-- Records to process --
•••

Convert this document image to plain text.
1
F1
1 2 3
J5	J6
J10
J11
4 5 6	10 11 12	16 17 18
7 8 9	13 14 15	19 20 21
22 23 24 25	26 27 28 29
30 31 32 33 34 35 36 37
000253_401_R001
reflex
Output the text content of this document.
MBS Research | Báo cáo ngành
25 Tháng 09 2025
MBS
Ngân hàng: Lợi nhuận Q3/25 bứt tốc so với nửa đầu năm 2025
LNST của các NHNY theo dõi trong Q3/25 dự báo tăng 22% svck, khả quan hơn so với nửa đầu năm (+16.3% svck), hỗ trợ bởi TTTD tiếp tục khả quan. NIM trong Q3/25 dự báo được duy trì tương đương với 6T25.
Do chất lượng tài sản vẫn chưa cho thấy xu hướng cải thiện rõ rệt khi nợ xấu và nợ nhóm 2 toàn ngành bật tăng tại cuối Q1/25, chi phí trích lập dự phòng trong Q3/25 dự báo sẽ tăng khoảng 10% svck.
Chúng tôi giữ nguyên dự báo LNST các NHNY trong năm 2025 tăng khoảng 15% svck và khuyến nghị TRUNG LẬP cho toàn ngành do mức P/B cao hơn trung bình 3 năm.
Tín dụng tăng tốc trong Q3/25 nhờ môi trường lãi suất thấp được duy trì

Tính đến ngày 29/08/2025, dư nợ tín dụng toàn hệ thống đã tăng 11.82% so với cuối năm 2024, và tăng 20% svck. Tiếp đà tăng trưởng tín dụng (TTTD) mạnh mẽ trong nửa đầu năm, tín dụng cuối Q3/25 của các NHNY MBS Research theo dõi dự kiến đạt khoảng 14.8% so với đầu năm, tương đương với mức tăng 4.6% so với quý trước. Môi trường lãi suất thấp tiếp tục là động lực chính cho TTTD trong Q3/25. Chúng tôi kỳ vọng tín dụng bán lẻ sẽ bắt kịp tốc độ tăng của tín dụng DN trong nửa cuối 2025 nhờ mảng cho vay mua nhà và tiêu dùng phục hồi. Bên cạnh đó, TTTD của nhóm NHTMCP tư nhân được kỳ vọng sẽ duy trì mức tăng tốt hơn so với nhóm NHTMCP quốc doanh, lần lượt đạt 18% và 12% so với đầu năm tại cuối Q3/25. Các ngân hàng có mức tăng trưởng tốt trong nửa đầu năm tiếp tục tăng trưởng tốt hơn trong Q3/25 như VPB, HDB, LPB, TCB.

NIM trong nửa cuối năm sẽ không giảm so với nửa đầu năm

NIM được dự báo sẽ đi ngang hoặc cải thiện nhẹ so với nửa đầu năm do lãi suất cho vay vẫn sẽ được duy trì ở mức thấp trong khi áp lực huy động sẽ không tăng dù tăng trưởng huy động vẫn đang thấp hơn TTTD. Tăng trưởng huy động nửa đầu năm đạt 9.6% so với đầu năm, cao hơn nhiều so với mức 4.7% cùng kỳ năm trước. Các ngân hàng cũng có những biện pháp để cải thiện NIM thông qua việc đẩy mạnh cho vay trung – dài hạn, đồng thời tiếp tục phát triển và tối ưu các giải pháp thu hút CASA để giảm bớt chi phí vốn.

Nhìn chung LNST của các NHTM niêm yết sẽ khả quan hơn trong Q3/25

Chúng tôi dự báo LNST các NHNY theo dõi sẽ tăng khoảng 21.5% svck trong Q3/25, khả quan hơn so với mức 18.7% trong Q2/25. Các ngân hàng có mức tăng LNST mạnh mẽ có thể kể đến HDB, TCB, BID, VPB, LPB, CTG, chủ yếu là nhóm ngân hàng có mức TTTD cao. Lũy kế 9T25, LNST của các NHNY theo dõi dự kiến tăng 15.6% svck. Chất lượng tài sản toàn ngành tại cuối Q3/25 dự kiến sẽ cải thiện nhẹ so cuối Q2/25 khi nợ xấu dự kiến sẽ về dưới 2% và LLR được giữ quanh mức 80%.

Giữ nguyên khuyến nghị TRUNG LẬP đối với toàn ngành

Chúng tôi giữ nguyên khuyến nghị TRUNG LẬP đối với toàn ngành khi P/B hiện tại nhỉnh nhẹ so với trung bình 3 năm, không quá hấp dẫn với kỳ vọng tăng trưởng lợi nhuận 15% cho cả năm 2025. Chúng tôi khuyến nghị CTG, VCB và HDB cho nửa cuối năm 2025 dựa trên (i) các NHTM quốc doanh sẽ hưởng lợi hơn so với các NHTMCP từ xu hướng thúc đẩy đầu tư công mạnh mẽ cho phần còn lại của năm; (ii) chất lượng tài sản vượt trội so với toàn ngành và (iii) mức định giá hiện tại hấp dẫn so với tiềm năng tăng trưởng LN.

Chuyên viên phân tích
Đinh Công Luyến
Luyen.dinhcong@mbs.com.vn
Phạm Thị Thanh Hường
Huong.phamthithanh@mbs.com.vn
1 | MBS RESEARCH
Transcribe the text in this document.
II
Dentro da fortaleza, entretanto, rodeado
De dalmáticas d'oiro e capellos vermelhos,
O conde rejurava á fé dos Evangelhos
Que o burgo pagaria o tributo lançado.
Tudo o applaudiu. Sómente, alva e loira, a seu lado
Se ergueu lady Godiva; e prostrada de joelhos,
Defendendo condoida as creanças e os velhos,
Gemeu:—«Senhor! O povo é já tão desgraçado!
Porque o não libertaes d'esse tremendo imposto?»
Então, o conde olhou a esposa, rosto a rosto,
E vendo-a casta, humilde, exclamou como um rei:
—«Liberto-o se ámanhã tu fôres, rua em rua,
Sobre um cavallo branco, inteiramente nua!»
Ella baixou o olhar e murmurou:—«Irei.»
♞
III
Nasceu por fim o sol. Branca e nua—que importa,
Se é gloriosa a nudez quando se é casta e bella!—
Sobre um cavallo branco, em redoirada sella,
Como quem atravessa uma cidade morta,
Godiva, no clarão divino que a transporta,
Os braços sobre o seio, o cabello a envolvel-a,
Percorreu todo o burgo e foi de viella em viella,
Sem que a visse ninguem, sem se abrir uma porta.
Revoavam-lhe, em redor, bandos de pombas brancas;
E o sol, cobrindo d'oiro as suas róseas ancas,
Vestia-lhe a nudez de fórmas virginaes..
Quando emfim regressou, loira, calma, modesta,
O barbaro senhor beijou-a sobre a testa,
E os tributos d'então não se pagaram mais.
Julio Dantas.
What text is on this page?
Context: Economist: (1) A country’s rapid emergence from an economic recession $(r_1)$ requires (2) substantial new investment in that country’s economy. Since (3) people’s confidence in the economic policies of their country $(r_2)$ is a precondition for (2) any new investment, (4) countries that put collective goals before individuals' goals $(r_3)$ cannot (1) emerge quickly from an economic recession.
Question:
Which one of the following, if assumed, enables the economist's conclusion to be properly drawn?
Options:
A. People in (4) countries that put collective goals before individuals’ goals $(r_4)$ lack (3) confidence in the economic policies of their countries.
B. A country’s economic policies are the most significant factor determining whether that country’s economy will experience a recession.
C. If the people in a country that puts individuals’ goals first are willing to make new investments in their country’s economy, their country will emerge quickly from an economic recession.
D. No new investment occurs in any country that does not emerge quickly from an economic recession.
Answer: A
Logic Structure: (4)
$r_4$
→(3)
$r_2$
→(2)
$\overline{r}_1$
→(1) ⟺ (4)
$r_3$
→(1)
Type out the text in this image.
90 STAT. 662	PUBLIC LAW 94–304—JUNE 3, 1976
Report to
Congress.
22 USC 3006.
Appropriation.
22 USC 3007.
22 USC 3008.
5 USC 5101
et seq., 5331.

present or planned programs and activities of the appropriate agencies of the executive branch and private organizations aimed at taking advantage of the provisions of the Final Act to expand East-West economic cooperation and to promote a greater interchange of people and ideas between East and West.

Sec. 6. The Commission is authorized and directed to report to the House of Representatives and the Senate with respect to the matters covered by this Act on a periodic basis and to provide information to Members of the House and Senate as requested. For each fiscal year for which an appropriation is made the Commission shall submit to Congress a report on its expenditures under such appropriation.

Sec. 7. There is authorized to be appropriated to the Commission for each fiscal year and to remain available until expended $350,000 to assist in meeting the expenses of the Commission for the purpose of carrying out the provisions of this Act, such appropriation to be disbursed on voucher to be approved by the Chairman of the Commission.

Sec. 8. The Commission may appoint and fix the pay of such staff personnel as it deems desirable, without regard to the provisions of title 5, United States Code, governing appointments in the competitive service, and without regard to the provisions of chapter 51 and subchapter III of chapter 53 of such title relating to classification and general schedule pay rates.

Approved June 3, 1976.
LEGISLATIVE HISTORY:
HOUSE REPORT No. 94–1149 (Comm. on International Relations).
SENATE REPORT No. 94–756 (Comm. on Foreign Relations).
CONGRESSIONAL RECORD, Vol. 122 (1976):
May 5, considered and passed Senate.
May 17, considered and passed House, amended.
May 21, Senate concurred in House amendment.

•••

-- Exercise instructions --
Pull every line containing "branco" out of the data above.

-- Output of the exercise --
Sobre um cavallo branco, inteiramente nua!»
Sobre um cavallo branco, em redoirada sella,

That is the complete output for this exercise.